Problem to solve:
Select every line below containing the word "protection".

[Saved entries]
━━━━━━━━━━
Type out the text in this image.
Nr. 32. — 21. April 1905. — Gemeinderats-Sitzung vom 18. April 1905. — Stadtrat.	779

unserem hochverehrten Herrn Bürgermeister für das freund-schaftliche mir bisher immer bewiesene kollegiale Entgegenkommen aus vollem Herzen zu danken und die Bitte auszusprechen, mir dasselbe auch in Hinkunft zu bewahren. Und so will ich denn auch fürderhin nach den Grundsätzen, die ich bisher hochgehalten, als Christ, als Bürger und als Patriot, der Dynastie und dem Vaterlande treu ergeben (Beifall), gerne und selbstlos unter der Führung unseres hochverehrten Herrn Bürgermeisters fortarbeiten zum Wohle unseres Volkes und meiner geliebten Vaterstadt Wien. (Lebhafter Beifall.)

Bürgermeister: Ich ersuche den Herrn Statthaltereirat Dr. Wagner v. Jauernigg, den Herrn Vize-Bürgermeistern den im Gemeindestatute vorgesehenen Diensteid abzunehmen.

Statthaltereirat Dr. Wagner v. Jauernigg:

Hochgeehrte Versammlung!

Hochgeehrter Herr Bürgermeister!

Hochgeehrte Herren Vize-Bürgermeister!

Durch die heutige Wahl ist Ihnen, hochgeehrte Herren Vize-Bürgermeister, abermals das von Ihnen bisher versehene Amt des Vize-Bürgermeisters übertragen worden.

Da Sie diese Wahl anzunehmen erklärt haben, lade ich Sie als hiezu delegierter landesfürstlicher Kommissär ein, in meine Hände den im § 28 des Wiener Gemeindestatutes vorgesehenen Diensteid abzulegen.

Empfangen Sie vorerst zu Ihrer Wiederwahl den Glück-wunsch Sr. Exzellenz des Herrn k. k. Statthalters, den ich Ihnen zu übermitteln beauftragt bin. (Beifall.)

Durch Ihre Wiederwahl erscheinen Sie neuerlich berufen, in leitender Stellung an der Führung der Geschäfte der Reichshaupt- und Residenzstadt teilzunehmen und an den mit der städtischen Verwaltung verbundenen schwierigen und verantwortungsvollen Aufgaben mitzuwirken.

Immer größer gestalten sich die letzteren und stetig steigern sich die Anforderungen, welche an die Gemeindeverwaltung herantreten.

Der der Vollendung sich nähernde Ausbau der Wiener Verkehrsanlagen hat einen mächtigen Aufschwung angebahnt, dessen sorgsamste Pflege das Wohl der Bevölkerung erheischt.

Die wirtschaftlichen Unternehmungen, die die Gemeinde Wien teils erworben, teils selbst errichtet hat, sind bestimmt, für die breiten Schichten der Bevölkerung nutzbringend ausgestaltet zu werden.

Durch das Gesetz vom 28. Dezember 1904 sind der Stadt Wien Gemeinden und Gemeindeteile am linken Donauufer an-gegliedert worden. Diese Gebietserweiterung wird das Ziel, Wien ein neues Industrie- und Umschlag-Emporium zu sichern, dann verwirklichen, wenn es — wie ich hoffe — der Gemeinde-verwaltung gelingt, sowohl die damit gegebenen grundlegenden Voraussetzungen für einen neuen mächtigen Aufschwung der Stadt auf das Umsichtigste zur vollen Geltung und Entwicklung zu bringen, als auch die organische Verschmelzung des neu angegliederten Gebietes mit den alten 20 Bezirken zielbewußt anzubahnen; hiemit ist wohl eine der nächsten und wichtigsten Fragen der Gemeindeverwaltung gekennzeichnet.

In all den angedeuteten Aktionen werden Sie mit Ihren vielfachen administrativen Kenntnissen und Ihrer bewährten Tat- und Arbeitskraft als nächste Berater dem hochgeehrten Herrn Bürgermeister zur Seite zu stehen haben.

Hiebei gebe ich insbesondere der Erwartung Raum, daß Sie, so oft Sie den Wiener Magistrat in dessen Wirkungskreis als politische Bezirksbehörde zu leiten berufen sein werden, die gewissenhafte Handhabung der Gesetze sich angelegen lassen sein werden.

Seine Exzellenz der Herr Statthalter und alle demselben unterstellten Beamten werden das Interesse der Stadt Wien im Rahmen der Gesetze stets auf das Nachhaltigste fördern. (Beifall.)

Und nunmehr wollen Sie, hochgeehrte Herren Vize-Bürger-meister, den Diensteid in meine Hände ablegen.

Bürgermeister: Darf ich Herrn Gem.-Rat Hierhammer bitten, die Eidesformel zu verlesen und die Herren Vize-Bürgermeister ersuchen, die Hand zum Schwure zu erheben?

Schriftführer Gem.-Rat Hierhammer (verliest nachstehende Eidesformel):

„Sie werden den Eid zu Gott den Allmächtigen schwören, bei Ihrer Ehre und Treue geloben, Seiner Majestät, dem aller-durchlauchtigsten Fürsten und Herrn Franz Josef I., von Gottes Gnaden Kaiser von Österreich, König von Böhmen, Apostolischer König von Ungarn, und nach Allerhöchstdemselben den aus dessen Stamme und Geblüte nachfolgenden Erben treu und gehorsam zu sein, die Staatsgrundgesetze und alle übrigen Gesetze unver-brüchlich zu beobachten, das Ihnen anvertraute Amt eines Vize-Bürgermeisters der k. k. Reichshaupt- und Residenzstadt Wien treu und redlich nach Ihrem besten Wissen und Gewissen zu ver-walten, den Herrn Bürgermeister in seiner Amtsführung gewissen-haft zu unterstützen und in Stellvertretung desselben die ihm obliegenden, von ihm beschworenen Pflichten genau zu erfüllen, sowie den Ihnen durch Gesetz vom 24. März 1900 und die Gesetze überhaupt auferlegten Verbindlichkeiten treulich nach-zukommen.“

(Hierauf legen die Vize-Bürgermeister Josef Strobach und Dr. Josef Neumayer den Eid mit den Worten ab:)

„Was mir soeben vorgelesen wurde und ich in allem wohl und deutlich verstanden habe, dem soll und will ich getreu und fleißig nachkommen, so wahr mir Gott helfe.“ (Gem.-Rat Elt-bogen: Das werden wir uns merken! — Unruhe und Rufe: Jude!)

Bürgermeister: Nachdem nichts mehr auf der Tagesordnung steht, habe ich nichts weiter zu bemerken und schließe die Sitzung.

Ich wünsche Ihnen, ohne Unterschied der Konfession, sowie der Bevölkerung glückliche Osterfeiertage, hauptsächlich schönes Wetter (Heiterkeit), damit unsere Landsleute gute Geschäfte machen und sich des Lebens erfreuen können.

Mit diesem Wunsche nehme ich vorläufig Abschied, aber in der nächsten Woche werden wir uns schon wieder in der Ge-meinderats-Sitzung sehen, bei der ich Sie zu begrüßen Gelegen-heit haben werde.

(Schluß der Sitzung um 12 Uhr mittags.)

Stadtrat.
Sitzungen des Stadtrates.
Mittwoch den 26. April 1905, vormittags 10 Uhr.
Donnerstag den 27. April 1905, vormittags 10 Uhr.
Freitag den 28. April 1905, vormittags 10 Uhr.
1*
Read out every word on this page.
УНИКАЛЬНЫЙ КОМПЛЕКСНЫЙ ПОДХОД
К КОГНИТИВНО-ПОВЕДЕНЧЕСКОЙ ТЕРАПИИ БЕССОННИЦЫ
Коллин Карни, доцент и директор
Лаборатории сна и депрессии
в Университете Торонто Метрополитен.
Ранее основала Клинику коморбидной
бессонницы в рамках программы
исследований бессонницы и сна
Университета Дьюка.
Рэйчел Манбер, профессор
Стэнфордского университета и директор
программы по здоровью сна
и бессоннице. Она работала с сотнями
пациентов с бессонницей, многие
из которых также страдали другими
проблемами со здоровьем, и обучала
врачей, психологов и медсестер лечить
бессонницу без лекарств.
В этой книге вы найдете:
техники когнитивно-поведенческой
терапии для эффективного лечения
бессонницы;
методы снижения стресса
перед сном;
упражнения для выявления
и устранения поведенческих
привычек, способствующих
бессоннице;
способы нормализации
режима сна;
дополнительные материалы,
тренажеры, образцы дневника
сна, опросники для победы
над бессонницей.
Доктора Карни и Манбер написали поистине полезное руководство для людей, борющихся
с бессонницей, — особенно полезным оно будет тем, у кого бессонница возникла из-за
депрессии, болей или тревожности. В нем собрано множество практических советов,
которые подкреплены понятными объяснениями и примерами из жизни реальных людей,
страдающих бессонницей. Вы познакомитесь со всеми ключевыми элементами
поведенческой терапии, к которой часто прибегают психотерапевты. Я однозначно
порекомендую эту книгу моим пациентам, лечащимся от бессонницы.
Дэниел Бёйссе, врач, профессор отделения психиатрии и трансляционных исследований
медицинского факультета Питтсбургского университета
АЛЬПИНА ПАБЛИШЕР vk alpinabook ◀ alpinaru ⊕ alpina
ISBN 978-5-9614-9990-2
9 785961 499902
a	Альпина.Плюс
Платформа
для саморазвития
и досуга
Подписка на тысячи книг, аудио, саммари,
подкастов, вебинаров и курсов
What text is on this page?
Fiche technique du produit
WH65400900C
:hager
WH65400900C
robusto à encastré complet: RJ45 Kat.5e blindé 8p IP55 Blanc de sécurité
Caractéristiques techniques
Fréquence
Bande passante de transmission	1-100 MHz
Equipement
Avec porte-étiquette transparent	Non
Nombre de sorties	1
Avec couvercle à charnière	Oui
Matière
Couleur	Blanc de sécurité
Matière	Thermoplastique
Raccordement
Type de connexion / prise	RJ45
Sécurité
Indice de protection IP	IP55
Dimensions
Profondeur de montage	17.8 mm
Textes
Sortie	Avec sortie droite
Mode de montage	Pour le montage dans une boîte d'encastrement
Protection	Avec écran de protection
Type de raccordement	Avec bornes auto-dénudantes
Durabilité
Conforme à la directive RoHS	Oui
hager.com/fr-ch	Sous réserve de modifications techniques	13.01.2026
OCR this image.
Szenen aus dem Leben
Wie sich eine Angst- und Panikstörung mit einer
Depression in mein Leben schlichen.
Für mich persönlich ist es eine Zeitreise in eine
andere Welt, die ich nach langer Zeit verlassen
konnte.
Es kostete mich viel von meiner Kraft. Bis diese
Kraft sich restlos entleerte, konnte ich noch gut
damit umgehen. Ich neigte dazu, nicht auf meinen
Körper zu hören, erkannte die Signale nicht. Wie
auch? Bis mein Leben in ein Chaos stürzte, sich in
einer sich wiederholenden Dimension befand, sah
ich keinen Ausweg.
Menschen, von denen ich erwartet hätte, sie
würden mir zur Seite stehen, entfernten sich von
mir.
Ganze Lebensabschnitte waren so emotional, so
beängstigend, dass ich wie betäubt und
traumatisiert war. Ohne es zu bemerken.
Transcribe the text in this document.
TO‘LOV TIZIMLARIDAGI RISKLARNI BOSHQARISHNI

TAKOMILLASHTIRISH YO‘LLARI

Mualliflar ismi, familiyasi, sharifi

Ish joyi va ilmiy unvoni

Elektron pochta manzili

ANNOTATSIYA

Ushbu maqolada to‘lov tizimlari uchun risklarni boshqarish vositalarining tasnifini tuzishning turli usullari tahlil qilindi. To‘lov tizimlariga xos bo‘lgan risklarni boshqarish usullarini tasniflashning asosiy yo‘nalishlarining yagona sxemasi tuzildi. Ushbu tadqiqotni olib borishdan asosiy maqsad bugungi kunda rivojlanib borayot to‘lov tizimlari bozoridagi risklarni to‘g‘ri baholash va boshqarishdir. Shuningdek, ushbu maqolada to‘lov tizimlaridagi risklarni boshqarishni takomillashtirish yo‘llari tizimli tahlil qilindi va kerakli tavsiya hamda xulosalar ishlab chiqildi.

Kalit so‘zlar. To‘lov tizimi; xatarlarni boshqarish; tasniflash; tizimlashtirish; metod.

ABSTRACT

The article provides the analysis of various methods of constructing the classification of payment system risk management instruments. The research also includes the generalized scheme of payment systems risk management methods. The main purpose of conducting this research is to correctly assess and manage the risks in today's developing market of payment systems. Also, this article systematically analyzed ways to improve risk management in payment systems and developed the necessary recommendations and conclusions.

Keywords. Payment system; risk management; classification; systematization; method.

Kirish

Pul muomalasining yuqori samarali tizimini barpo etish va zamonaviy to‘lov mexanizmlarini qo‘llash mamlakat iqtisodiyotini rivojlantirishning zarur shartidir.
━━━━━━━━━━
Response to this exercise:
Indice de protection IP	IP55
Protection	Avec écran de protection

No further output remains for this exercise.